Erforderliche Aufgabe 1 ▸ Geben Sie die Einträge als nummerierte Liste wieder, beginnend am Anfang der Einträge bis einschließlich der Zeile, die „octahedron-face [1916, 68, 1955, 137]“ enthält. Leerzeilen lassen Sie dabei weg.

::: Textausschnitt :::

Barbara Schinko stellte schon während der ersten Beratung fest, dass das äußere Bild des interessierenden Objektes nicht durch einen Einband, sondern einen gut gefertigten Schutzumschlag geprägt wurde. Für weitere Untersuchungen stimmte Dagmar Hülsenberg der Entfernung bzw. partiellen Ablösung desselben zu. Im Ergebnis der Beratung überließ sie das Blumenbuch leihweise zu weiteren Untersuchungen den Fachkundigen in Leipzig.

In Ergänzung zu dem Blumenbuch erhielt Dagmar Hülsenberg von ihrer Freundin am 28.11.2021 aus dem Nachlass von deren Vater noch ein Patent vom 27. Januar 1913 für den Hauptmann der Infanterie von Holwede sowie das Original eines Patentes vom 30. November 1782 für den Stabs-Capitaine von Sanitz. Ganz unerwartet ergänzte Elisabeth Steiner die Unterlagen am 24. Mai 2023 mit – ebenfalls aus dem Nachlass ihres Vaters – zwei leeren Briefumschlägen eines A. von Leth, aus Lidingö/Stockholm, adressiert im Jahr 1953 an Herrn Oberst a.D. Alexander von Holwede, Mendelssohn-Bartholdy-Str. 47, Potsdam-Babelsberg und im Jahr 1955 an Herrn Oberst Alexander von Holwede unter derselben Adresse.

Dokumente zur Provenienzgeschichte des Roten Florilegiums: Offizierspatente und Briefumschläge. Foto: DNB.

::: Übungsmaterialien :::

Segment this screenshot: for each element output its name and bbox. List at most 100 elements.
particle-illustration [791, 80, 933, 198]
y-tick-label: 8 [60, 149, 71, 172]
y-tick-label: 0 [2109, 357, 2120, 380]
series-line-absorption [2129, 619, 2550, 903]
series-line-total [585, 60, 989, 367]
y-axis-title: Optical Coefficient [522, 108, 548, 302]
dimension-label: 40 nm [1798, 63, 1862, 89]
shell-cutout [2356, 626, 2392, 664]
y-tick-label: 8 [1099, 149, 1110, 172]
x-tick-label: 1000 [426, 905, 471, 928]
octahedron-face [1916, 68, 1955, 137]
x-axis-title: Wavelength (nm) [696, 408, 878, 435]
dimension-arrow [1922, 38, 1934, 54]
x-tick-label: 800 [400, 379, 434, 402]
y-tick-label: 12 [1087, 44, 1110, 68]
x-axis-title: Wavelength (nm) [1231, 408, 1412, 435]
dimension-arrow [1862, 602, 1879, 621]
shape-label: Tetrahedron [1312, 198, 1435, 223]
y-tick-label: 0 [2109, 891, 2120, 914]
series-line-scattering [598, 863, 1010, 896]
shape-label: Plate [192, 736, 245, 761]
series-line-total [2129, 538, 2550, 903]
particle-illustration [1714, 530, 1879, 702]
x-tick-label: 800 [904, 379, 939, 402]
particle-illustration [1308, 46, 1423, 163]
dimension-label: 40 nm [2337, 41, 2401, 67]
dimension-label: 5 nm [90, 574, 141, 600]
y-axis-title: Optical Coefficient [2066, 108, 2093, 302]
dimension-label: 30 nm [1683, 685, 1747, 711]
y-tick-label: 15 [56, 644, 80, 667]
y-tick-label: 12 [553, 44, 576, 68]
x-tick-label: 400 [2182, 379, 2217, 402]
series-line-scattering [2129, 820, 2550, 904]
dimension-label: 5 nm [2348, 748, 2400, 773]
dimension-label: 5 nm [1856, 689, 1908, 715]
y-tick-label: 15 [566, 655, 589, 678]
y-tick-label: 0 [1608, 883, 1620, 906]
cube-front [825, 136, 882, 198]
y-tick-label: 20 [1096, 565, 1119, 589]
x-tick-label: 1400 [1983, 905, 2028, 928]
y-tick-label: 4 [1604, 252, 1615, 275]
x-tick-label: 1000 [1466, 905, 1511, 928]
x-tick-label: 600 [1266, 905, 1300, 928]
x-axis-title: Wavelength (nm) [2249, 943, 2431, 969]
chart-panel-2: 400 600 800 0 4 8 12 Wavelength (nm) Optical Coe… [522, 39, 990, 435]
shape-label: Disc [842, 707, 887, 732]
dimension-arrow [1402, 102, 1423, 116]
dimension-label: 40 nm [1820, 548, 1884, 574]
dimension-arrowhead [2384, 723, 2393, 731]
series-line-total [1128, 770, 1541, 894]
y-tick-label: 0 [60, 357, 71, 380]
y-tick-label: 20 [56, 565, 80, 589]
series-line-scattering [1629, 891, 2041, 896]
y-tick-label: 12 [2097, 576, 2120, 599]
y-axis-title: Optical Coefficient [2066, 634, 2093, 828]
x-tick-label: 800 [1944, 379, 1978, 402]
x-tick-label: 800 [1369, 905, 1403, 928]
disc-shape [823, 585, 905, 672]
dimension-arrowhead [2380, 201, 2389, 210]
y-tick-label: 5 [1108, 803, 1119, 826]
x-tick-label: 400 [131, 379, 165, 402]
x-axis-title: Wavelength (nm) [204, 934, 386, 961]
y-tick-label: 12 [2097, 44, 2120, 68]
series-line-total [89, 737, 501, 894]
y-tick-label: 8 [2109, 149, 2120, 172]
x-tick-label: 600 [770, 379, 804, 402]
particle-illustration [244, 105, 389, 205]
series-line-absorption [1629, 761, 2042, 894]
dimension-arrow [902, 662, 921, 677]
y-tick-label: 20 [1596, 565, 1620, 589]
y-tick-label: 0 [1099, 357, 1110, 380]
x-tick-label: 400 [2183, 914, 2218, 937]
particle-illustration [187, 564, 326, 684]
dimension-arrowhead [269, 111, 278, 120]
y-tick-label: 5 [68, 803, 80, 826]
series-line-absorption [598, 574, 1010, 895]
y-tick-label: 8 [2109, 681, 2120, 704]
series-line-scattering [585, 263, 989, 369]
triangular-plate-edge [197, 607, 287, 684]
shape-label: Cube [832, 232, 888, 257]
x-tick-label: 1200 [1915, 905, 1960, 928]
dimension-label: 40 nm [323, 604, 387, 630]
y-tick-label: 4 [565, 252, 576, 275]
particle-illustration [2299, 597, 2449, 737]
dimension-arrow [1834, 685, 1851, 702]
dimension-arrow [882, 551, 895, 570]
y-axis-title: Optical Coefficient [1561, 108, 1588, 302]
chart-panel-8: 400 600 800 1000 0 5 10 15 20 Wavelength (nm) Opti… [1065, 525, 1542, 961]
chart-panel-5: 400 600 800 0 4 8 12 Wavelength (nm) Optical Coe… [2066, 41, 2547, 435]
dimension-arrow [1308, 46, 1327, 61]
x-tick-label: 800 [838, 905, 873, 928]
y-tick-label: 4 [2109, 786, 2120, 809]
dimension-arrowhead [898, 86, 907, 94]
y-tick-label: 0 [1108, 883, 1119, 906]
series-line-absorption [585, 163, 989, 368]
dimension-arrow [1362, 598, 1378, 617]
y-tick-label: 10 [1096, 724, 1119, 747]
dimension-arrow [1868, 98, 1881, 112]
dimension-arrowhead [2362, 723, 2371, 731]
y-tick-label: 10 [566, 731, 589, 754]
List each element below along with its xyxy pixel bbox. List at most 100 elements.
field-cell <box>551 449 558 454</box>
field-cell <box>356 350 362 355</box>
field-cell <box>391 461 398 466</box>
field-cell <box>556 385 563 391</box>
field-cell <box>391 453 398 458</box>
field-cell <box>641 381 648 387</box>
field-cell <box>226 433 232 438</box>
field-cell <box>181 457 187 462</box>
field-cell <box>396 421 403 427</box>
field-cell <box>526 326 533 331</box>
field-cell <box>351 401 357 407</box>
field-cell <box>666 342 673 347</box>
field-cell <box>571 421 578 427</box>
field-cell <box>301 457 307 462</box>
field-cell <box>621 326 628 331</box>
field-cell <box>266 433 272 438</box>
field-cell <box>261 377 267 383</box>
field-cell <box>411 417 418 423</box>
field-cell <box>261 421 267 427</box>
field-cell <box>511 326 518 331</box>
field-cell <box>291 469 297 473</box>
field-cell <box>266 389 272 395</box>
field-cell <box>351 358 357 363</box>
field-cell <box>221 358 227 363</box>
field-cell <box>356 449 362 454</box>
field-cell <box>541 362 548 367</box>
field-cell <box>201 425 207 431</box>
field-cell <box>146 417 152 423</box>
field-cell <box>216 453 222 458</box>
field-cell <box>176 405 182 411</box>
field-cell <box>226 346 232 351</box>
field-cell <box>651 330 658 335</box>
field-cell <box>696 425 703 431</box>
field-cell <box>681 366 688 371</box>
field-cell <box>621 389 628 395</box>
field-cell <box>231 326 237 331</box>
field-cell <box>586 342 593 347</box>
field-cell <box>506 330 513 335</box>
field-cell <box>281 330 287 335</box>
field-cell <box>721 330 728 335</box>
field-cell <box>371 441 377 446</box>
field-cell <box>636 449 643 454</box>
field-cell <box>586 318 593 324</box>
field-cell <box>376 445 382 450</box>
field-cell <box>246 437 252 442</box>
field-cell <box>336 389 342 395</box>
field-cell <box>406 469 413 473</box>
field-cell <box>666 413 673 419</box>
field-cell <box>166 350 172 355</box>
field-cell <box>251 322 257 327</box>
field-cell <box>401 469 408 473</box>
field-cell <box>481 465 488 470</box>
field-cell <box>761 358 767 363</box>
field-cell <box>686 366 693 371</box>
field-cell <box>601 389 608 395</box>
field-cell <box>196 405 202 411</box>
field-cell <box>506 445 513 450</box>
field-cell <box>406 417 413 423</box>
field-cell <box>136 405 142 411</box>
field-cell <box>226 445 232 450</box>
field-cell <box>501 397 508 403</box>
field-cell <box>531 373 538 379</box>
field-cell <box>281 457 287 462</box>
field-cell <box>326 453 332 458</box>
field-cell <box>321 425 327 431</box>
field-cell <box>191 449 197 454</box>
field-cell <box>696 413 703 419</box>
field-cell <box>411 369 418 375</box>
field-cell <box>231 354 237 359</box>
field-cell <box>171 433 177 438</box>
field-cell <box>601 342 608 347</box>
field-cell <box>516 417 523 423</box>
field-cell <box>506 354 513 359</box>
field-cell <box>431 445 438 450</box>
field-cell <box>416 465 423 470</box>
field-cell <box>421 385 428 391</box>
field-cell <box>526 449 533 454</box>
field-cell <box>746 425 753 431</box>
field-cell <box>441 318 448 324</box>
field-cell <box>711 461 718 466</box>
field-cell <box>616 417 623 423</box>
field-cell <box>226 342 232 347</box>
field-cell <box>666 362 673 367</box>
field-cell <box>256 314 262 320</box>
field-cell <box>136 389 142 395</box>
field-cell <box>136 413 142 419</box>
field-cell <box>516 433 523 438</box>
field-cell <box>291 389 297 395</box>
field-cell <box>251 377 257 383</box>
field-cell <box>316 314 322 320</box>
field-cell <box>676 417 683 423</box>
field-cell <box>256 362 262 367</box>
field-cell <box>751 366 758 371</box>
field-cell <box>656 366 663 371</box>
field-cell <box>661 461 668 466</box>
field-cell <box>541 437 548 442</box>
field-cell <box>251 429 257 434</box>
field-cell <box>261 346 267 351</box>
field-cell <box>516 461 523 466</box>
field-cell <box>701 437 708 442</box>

:::

Erforderliche Aufgabe 2 ▸ Schreiben Sie den Textausschnitt über das Blumenbuch vollständig und wortgetreu ab.

Vollständige Antwort 1 ▸
1. Segment this screenshot: for each element output its name and bbox. List at most 100 elements.
2. particle-illustration [791, 80, 933, 198]
3. y-tick-label: 8 [60, 149, 71, 172]
4. y-tick-label: 0 [2109, 357, 2120, 380]
5. series-line-absorption [2129, 619, 2550, 903]
6. series-line-total [585, 60, 989, 367]
7. y-axis-title: Optical Coefficient [522, 108, 548, 302]
8. dimension-label: 40 nm [1798, 63, 1862, 89]
9. shell-cutout [2356, 626, 2392, 664]
10. y-tick-label: 8 [1099, 149, 1110, 172]
11. x-tick-label: 1000 [426, 905, 471, 928]
12. octahedron-face [1916, 68, 1955, 137]

Vollständige Antwort 2 ▸
Barbara Schinko stellte schon während der ersten Beratung fest, dass das äußere Bild des interessierenden Objektes nicht durch einen Einband, sondern einen gut gefertigten Schutzumschlag geprägt wurde. Für weitere Untersuchungen stimmte Dagmar Hülsenberg der Entfernung bzw. partiellen Ablösung desselben zu. Im Ergebnis der Beratung überließ sie das Blumenbuch leihweise zu weiteren Untersuchungen den Fachkundigen in Leipzig.

In Ergänzung zu dem Blumenbuch erhielt Dagmar Hülsenberg von ihrer Freundin am 28.11.2021 aus dem Nachlass von deren Vater noch ein Patent vom 27. Januar 1913 für den Hauptmann der Infanterie von Holwede sowie das Original eines Patentes vom 30. November 1782 für den Stabs-Capitaine von Sanitz. Ganz unerwartet ergänzte Elisabeth Steiner die Unterlagen am 24. Mai 2023 mit – ebenfalls aus dem Nachlass ihres Vaters – zwei leeren Briefumschlägen eines A. von Leth, aus Lidingö/Stockholm, adressiert im Jahr 1953 an Herrn Oberst a.D. Alexander von Holwede, Mendelssohn-Bartholdy-Str. 47, Potsdam-Babelsberg und im Jahr 1955 an Herrn Oberst Alexander von Holwede unter derselben Adresse.

Dokumente zur Provenienzgeschichte des Roten Florilegiums: Offizierspatente und Briefumschläge. Foto: DNB.